Only the number is wanted: how many lines contain "series"?

Records from a data source:

-- Start --

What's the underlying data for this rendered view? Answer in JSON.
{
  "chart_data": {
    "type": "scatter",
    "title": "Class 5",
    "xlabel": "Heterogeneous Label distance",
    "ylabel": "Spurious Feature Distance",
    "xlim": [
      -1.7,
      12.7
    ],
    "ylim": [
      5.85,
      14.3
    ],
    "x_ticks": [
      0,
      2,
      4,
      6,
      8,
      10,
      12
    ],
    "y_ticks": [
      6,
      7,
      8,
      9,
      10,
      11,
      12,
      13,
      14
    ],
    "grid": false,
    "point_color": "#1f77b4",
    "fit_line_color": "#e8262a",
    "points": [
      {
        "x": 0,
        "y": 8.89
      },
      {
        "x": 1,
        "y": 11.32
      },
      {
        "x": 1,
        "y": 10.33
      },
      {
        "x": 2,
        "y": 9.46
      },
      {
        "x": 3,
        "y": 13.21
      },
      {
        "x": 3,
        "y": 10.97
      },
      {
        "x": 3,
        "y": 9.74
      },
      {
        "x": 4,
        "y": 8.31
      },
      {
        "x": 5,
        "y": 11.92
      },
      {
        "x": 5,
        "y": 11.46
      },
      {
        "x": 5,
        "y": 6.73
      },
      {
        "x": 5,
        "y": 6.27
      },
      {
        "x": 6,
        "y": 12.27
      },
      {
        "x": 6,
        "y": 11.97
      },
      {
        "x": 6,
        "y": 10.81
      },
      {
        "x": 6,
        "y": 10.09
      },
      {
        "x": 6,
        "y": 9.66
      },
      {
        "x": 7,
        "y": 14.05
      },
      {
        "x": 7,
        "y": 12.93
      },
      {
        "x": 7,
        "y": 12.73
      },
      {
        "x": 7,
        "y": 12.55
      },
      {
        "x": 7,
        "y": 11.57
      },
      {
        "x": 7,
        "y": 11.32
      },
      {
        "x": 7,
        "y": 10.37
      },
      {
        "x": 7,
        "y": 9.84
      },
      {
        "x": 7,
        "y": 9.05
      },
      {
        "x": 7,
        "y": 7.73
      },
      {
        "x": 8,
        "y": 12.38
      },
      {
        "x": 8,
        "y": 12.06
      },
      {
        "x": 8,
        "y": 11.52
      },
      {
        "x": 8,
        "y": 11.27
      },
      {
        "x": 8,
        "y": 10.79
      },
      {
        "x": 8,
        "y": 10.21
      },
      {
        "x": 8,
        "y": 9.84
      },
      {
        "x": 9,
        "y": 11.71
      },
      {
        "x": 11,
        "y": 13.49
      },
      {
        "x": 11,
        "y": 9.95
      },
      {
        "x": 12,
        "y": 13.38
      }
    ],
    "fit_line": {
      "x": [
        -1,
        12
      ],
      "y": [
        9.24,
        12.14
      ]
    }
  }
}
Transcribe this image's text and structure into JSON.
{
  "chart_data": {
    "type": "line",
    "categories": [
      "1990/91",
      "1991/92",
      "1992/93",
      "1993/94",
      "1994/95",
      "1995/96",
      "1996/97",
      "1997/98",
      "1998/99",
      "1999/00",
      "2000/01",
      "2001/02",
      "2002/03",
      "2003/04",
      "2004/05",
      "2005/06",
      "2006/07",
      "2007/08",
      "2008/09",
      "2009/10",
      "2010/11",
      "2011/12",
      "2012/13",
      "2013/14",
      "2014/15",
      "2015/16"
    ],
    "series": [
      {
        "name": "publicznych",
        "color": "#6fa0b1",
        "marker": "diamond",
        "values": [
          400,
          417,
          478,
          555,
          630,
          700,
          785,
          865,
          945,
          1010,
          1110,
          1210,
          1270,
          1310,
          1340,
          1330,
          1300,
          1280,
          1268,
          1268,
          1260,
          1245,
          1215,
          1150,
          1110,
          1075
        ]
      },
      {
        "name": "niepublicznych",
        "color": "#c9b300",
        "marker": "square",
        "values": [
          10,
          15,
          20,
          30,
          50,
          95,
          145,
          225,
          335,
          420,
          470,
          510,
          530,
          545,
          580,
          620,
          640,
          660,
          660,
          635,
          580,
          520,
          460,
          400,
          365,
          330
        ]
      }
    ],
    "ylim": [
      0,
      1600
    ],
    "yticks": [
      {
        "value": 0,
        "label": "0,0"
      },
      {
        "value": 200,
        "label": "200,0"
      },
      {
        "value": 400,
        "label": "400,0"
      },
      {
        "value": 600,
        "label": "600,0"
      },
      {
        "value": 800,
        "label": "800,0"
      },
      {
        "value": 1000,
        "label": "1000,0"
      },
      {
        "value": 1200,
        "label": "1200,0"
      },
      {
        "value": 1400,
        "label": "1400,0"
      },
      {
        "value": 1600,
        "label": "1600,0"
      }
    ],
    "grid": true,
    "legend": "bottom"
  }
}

-- End --
-- Start --

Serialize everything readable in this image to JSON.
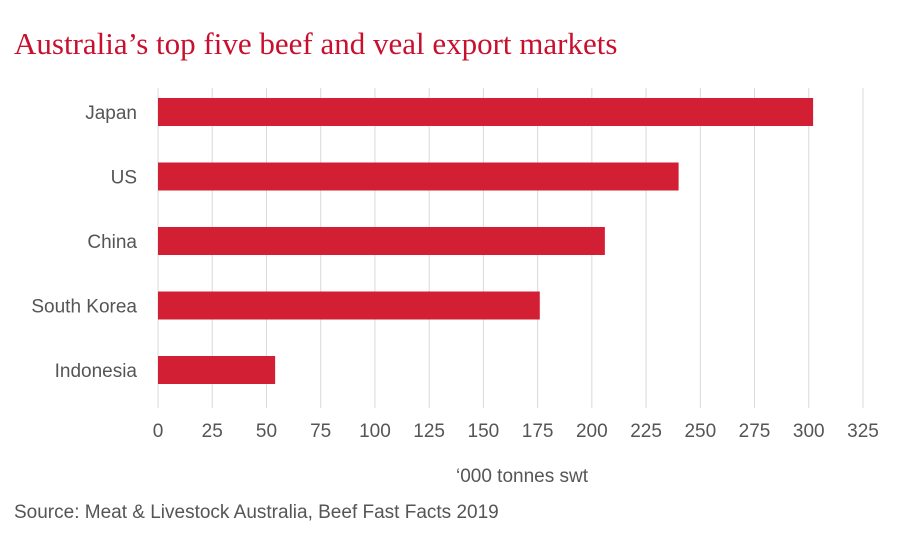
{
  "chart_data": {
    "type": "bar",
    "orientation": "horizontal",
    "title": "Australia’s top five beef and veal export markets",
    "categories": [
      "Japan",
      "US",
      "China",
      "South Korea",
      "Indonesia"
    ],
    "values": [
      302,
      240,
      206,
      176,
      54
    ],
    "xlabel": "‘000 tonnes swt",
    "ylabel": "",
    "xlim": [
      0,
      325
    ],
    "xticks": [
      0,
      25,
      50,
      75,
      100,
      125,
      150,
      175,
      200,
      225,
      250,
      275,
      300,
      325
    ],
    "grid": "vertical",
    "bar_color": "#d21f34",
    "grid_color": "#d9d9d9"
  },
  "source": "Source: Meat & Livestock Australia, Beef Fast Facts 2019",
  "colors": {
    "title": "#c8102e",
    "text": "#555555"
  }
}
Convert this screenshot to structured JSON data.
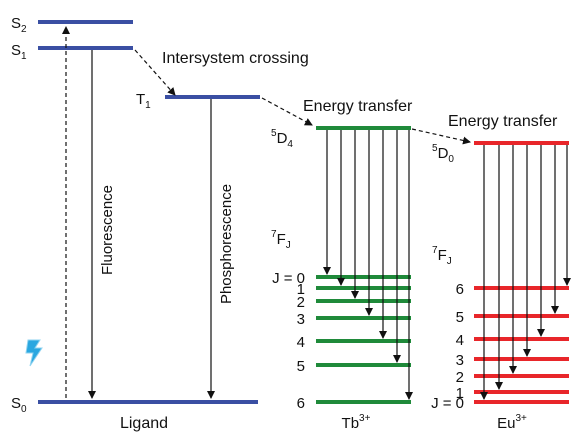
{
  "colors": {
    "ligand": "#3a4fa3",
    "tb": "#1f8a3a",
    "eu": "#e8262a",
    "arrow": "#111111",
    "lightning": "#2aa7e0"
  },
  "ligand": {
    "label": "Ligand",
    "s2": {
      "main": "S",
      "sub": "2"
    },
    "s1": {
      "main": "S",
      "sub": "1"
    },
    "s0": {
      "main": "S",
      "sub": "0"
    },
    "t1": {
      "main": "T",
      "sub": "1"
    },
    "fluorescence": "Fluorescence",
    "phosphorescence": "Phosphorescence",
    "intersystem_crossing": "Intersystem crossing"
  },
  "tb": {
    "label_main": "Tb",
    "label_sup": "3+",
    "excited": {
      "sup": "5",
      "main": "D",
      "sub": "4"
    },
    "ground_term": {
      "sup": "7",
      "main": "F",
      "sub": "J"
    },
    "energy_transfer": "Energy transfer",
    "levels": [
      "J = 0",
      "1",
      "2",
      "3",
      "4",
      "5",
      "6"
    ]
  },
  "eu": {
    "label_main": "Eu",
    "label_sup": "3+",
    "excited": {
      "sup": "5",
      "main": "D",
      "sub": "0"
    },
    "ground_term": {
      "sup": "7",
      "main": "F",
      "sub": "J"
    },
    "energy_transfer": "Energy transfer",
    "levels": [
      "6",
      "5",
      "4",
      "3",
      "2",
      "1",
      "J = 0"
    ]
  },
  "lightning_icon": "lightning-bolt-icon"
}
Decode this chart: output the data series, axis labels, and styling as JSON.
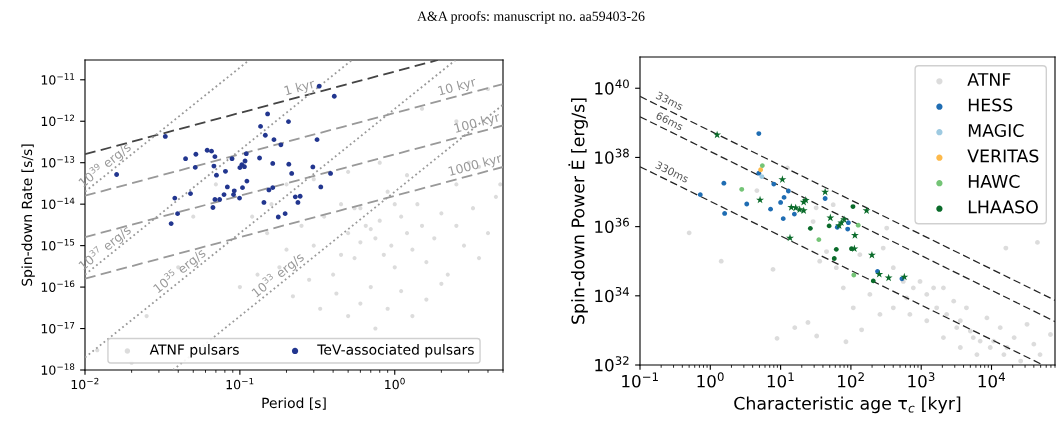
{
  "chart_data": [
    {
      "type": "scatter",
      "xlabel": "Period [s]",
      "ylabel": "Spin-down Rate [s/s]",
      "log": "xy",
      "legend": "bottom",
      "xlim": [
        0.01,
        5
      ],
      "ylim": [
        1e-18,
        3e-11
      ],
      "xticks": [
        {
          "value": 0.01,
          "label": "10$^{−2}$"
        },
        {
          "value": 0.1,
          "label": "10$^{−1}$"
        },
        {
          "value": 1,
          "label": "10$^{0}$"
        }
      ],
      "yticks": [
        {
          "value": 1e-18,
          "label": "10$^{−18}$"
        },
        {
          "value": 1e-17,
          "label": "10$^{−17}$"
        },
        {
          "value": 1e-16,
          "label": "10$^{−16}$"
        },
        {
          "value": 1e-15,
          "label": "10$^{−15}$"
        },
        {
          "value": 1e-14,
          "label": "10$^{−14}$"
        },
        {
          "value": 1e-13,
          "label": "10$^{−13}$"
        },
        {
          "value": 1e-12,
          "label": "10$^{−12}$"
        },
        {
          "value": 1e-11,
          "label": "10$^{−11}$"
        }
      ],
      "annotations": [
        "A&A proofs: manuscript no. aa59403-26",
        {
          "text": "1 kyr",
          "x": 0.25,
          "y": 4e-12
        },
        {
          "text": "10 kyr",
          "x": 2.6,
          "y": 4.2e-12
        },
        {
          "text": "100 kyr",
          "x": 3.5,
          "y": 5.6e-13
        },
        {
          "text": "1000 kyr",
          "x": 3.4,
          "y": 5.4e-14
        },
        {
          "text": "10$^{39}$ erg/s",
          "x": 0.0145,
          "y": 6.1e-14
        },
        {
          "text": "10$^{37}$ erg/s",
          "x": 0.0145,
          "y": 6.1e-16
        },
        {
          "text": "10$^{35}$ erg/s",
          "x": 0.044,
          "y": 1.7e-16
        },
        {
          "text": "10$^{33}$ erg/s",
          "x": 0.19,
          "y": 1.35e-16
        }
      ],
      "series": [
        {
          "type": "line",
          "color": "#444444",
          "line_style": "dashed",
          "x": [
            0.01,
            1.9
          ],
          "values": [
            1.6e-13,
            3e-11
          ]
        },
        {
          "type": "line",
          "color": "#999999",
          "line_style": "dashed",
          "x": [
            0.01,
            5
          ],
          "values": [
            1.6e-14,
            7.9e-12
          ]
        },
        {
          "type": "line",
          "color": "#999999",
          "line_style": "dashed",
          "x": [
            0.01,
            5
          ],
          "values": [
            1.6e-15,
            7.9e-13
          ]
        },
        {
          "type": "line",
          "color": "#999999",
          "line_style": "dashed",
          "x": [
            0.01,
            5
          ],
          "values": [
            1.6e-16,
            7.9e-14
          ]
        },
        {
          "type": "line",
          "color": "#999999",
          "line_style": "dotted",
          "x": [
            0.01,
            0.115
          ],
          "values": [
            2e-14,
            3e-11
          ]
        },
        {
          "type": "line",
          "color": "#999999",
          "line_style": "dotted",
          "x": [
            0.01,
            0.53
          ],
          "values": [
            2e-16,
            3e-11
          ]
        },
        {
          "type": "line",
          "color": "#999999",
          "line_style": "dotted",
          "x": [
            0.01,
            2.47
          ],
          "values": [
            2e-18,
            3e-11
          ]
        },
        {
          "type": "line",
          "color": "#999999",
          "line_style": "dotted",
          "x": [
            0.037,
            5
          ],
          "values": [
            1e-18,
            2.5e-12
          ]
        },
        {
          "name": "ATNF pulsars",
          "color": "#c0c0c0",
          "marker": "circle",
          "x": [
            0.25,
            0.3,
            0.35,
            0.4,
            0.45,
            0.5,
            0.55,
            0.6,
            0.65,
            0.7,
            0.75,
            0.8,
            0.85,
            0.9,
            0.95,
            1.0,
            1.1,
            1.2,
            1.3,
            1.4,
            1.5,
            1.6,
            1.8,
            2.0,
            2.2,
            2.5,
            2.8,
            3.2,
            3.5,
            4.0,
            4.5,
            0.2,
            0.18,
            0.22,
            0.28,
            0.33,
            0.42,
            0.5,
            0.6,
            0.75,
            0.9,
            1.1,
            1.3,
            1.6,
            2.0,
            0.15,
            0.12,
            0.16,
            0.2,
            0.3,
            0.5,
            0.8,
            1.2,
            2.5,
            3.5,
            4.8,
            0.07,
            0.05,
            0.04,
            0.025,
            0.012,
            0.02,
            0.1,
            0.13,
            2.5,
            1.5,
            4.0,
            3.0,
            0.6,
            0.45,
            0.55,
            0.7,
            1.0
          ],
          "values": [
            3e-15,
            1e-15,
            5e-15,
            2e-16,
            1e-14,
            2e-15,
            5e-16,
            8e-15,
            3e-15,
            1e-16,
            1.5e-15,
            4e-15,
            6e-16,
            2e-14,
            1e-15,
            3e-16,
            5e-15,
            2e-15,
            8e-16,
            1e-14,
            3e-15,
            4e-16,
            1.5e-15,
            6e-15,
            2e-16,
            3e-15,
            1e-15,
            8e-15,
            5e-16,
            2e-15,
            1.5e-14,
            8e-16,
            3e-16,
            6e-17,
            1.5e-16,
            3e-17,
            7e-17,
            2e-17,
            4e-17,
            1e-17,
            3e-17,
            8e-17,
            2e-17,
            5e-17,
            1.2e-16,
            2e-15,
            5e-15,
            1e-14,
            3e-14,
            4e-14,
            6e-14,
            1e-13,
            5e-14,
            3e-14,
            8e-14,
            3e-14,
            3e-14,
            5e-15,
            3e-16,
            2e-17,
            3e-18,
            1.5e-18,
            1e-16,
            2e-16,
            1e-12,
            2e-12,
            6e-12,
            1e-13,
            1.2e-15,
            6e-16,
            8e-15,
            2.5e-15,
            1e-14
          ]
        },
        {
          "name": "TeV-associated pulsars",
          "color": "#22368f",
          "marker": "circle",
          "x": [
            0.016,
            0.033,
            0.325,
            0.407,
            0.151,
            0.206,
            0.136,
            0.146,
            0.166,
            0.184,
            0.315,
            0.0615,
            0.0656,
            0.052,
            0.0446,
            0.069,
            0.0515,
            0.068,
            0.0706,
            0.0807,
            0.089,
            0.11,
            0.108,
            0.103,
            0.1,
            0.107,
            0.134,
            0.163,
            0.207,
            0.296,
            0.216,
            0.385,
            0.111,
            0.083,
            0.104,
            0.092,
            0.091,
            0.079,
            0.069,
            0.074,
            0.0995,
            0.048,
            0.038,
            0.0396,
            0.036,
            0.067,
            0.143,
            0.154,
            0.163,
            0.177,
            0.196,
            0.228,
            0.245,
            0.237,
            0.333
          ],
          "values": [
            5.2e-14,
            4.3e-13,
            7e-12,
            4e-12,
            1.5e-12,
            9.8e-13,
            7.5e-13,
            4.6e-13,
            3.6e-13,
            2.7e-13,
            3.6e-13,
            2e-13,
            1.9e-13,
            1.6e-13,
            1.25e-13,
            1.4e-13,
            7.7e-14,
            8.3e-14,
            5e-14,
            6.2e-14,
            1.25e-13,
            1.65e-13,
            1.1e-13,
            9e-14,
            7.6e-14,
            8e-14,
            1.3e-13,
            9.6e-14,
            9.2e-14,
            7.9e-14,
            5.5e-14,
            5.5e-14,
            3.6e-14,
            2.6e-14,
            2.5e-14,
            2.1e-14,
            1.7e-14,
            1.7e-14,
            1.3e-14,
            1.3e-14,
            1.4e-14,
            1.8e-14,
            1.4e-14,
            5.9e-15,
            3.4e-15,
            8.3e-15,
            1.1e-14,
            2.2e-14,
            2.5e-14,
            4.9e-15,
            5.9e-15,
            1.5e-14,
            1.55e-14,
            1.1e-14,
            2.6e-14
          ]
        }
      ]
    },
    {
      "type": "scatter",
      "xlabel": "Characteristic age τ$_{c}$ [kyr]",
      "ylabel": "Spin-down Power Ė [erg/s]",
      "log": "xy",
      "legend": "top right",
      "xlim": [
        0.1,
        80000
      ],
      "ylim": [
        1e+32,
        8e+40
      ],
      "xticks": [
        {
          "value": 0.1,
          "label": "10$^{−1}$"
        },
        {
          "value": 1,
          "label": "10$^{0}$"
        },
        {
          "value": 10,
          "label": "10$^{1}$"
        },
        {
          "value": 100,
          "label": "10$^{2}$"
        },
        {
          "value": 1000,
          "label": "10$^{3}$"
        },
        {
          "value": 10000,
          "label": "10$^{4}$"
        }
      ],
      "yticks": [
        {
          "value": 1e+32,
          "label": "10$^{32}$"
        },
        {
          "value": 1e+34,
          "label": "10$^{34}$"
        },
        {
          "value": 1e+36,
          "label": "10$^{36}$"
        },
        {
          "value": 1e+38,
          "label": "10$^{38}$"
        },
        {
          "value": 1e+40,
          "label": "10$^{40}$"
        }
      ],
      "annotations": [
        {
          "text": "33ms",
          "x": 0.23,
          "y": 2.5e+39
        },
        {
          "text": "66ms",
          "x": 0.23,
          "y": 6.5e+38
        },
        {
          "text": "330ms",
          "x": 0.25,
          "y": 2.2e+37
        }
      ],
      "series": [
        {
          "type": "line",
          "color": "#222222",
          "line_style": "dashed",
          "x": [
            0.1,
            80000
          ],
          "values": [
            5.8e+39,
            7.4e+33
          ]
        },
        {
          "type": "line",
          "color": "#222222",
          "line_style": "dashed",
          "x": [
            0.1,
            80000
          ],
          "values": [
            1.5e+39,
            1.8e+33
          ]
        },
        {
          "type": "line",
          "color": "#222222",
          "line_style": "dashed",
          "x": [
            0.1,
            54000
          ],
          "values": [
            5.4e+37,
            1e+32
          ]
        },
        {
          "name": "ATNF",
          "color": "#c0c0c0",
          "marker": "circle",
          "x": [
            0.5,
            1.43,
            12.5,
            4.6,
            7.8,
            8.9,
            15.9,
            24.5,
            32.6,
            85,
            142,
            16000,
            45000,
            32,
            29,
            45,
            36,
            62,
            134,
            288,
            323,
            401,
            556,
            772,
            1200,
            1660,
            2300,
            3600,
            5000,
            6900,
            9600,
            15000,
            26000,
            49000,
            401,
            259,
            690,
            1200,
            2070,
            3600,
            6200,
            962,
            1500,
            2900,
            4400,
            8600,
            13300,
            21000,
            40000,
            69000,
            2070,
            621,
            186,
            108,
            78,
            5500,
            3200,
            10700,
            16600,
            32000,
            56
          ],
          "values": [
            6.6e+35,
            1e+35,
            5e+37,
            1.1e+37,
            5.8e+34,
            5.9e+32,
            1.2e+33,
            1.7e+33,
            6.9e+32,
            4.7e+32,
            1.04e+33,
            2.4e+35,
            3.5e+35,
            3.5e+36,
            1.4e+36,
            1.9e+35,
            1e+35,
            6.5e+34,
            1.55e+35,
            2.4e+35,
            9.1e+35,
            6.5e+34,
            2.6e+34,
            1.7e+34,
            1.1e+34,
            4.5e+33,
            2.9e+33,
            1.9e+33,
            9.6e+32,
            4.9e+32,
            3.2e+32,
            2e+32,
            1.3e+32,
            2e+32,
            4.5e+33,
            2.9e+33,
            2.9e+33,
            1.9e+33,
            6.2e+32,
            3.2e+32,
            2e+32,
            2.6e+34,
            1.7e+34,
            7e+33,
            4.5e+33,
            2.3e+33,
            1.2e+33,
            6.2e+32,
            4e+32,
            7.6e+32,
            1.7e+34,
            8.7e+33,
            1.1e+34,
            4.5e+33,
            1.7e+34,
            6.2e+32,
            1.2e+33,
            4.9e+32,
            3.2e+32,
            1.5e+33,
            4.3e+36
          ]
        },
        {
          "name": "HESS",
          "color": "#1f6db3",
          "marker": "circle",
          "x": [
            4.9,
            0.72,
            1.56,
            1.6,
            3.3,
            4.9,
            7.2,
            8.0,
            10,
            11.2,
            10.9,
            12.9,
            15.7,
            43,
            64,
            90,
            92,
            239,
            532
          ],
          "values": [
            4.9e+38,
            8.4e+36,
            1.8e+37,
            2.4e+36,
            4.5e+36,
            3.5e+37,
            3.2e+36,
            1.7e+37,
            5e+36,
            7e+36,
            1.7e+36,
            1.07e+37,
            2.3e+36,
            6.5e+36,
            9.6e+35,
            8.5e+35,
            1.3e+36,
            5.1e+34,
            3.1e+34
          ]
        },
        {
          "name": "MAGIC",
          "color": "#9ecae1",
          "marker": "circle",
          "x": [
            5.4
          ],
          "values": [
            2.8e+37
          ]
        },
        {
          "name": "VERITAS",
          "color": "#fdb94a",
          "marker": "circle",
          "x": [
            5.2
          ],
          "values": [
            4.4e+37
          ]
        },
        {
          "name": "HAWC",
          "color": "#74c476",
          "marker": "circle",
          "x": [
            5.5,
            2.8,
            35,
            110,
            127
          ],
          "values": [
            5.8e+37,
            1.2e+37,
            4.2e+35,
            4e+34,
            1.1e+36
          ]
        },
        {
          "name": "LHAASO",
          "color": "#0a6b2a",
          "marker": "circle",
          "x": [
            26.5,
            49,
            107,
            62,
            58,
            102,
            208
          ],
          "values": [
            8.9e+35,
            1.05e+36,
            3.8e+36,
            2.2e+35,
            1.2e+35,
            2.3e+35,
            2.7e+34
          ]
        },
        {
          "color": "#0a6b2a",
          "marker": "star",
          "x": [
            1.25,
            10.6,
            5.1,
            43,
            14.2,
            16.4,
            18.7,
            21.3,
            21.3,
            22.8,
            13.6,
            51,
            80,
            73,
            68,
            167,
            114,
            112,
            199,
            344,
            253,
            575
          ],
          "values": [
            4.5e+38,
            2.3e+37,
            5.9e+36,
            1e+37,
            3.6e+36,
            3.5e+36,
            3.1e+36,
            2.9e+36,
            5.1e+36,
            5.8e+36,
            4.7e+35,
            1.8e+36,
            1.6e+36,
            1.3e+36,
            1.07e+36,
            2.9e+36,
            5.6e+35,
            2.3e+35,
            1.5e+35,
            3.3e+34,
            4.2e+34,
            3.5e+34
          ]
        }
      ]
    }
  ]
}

-- End --

▸ **Complete output**
4